▸ Required task
Report each line of the data that has "Aldar" somewhere in it.

▸ Material provided
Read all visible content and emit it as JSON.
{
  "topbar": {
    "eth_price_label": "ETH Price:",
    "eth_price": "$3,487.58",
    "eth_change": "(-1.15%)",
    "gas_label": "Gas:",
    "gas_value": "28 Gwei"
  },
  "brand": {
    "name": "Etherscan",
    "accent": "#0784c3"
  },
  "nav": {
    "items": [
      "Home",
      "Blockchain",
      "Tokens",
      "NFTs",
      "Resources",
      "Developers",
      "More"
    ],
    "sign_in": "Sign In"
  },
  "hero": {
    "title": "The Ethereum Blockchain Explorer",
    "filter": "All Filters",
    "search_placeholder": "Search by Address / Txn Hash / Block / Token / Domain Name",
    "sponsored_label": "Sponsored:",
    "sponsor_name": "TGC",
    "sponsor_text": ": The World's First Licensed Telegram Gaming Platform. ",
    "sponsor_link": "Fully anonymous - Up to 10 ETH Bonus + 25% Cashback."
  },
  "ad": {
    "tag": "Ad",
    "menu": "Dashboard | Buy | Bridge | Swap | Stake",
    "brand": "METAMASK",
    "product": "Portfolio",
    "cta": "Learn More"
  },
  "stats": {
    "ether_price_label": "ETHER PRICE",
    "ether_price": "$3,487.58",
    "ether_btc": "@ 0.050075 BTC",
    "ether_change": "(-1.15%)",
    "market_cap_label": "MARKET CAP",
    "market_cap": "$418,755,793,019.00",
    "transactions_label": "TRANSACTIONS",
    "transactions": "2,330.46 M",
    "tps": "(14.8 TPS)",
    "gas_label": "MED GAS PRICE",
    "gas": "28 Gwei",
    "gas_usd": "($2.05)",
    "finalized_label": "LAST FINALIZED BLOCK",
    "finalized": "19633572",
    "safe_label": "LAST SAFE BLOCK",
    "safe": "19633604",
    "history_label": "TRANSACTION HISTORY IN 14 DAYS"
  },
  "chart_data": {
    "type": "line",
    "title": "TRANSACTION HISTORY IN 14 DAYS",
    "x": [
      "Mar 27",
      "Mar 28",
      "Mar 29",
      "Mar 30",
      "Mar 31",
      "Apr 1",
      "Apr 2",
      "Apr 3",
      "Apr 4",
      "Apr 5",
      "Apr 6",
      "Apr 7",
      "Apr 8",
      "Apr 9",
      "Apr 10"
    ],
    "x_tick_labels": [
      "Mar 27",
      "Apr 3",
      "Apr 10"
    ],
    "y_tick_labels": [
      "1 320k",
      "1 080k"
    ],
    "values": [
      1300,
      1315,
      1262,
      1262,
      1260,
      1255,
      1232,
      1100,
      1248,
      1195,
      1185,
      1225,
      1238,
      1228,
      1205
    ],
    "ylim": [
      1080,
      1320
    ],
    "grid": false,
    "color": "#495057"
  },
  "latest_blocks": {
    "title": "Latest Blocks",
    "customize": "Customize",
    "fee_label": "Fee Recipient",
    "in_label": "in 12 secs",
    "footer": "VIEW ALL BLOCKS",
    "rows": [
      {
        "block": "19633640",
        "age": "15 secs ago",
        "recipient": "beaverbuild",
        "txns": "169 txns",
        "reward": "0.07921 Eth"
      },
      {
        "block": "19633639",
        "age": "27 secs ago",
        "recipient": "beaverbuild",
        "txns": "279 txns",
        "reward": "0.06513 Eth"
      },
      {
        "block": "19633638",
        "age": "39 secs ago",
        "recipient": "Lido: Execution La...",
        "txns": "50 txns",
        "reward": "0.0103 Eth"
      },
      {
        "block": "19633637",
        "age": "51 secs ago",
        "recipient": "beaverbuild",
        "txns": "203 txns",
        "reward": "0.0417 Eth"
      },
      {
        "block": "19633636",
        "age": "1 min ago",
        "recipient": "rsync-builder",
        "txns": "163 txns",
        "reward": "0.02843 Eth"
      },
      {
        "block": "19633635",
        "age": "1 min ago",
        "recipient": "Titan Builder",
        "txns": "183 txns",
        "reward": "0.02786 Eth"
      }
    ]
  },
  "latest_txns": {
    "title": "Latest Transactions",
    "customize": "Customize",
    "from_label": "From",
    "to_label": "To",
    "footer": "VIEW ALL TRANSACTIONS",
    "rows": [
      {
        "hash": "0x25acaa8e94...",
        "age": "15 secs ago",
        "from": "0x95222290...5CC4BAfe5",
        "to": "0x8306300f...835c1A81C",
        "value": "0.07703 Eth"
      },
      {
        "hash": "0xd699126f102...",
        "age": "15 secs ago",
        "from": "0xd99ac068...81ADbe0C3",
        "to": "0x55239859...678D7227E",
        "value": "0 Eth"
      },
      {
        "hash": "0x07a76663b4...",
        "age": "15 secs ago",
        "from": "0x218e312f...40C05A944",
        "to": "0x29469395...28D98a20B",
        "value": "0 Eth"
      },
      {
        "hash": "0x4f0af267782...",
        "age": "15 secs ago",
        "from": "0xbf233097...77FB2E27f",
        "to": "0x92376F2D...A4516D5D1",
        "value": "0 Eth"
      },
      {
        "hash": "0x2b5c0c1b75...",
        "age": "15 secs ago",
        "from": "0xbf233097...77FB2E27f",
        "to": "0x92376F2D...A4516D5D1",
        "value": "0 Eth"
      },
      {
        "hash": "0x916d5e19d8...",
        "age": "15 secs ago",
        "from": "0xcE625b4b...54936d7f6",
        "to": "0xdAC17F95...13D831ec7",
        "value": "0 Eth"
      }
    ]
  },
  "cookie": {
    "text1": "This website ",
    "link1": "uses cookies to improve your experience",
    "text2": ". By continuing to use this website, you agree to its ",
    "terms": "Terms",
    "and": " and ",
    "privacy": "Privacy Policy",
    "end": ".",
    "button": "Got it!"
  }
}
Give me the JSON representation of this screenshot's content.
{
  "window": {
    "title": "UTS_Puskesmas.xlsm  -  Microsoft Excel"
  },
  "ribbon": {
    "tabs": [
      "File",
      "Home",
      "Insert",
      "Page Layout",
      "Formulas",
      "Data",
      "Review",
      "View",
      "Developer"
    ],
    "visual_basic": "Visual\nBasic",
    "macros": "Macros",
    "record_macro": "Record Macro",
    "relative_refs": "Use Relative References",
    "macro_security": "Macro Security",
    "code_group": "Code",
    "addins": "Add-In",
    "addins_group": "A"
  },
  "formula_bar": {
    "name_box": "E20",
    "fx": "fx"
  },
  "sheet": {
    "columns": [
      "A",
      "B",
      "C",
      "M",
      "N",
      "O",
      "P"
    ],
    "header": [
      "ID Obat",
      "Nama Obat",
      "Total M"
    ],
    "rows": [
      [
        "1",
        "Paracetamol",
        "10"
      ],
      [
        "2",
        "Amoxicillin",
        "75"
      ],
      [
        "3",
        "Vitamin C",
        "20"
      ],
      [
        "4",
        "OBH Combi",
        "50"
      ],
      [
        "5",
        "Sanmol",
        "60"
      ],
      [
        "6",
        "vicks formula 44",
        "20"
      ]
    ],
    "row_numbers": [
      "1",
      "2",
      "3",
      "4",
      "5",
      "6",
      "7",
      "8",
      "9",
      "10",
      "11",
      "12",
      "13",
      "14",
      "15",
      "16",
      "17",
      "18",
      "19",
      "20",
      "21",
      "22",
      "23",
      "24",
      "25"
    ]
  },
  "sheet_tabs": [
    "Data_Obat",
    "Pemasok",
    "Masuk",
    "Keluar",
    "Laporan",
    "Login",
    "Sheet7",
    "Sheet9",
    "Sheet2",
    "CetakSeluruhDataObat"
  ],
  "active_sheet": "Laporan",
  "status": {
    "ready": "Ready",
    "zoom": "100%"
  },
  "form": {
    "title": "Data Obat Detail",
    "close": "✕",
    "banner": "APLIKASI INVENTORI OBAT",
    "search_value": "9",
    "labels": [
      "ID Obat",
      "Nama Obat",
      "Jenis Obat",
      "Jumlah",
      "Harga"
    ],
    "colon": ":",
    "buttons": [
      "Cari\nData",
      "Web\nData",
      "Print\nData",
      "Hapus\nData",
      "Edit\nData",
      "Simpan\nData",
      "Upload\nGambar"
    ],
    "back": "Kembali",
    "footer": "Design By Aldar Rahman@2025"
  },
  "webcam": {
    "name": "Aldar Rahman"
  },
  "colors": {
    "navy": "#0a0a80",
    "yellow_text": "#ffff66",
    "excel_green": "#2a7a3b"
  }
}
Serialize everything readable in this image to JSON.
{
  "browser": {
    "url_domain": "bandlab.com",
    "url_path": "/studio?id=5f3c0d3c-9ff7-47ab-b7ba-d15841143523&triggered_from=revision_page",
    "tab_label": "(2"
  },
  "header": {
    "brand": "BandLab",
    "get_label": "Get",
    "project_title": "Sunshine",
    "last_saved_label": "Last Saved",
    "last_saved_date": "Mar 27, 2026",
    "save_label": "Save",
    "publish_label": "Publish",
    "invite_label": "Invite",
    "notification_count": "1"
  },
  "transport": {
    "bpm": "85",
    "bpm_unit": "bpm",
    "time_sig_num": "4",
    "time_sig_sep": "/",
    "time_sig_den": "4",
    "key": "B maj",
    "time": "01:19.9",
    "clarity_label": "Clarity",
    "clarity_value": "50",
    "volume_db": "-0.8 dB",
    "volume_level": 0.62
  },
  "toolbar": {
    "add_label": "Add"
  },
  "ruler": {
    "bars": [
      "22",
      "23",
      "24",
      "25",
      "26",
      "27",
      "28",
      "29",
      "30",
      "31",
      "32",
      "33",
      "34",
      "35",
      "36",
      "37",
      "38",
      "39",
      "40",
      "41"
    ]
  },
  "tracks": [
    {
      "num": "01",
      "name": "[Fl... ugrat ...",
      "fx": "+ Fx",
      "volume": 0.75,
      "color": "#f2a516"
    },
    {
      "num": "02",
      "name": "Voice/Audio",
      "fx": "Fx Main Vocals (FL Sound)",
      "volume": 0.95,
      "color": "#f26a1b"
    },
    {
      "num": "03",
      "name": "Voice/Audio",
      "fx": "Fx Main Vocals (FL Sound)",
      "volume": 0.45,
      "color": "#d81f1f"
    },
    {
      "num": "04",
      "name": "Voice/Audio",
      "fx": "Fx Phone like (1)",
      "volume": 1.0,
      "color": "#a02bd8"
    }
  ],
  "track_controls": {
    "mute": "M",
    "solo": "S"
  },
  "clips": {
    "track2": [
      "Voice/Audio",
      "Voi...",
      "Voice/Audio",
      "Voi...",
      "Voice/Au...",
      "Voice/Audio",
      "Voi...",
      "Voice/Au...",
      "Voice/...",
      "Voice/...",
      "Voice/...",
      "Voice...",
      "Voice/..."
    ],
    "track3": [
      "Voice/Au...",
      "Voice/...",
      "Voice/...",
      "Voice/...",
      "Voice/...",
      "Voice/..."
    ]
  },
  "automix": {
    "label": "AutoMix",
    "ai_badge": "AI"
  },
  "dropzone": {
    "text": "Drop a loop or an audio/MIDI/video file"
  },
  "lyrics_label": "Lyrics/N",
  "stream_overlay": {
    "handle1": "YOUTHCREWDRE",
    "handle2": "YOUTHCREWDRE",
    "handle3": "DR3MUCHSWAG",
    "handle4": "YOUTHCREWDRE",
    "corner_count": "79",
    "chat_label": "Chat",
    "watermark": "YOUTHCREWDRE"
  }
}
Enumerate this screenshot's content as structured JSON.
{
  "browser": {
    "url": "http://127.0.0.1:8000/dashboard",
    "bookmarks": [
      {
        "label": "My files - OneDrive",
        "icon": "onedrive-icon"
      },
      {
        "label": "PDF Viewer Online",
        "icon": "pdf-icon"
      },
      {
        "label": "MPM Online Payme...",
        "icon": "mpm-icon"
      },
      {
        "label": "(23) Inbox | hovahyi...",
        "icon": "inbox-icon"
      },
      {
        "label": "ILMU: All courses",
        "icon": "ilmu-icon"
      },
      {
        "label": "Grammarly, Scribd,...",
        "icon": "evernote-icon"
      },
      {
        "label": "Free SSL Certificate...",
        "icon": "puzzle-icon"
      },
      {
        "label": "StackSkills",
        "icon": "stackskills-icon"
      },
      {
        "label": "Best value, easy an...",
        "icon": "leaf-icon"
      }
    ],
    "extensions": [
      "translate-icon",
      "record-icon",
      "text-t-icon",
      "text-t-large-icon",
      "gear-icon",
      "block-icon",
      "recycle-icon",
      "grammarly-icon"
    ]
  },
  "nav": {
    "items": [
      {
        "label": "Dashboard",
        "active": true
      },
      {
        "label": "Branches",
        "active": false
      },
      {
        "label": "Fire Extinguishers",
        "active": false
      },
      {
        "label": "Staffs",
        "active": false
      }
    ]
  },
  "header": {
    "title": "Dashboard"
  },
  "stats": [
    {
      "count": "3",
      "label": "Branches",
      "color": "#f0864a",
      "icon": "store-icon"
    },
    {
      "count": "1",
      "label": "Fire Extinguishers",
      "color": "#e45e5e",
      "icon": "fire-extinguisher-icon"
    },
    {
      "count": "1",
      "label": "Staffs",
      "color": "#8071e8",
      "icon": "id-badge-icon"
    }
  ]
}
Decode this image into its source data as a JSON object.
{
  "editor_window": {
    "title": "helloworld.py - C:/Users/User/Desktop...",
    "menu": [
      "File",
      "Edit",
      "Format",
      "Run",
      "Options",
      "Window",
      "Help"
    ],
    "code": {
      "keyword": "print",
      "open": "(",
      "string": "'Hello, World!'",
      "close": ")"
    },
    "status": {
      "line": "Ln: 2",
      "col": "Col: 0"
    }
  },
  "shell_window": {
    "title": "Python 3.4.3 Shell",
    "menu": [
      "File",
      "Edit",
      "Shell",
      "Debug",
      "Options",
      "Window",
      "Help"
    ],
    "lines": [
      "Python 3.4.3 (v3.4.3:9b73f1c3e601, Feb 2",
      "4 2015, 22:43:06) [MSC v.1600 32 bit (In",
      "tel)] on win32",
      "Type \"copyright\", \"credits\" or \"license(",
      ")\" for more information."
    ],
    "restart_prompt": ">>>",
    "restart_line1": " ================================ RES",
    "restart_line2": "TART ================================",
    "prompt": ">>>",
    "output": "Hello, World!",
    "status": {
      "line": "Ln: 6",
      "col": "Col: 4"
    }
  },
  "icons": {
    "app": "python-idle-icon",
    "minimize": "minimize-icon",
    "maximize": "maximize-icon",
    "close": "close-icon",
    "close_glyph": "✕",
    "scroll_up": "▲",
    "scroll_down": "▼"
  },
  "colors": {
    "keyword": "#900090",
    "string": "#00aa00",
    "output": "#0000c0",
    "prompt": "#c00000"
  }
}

▸ Solution
    "footer": "Design By Aldar Rahman@2025"
    "name": "Aldar Rahman"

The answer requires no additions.